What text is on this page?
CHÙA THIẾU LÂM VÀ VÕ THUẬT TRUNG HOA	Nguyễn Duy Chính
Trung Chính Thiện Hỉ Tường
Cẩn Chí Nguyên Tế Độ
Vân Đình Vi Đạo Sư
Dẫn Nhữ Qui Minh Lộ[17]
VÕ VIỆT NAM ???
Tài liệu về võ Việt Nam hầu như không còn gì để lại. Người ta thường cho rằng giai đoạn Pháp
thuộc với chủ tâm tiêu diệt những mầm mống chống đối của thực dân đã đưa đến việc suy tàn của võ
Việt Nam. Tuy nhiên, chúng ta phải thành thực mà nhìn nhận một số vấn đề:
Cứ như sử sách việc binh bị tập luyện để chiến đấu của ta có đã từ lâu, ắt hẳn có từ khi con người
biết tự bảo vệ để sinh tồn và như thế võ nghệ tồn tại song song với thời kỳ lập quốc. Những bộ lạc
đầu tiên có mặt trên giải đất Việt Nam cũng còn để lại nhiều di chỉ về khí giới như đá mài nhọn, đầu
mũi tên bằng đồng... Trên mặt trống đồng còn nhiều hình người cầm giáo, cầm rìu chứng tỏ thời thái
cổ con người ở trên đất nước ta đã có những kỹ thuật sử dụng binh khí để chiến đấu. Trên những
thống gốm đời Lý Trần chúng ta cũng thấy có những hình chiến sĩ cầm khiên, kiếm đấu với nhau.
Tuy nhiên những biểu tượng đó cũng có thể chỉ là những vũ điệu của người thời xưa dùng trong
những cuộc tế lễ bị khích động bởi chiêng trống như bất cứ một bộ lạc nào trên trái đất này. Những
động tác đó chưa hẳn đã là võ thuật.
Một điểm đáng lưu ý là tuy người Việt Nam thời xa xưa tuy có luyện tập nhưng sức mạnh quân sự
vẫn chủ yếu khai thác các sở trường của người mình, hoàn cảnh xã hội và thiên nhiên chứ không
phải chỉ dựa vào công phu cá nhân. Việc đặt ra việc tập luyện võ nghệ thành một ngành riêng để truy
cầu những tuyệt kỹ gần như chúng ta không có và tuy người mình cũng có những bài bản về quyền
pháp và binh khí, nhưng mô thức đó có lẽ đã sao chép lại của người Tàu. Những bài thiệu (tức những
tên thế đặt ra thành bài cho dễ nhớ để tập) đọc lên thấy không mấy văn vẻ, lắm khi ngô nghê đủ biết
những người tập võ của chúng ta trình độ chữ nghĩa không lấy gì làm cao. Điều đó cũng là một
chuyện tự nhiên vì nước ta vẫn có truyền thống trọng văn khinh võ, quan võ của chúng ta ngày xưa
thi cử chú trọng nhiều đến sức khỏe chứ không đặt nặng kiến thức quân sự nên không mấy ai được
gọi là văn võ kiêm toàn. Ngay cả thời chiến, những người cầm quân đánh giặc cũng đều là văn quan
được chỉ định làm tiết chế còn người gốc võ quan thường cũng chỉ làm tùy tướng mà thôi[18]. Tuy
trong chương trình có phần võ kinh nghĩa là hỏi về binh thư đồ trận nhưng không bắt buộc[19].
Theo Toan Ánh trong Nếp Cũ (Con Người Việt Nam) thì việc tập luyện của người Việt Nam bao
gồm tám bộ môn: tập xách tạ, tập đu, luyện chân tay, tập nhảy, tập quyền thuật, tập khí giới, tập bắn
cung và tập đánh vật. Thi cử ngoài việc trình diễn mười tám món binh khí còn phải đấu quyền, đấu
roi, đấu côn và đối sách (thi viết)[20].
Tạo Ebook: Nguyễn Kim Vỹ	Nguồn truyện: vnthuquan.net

## Goal:
From the entries, report each line that includes the word "quân".

## Final result:
Một điểm đáng lưu ý là tuy người Việt Nam thời xa xưa tuy có luyện tập nhưng sức mạnh quân sự
thi cử chú trọng nhiều đến sức khỏe chứ không đặt nặng kiến thức quân sự nên không mấy ai được
gọi là văn võ kiêm toàn. Ngay cả thời chiến, những người cầm quân đánh giặc cũng đều là văn quan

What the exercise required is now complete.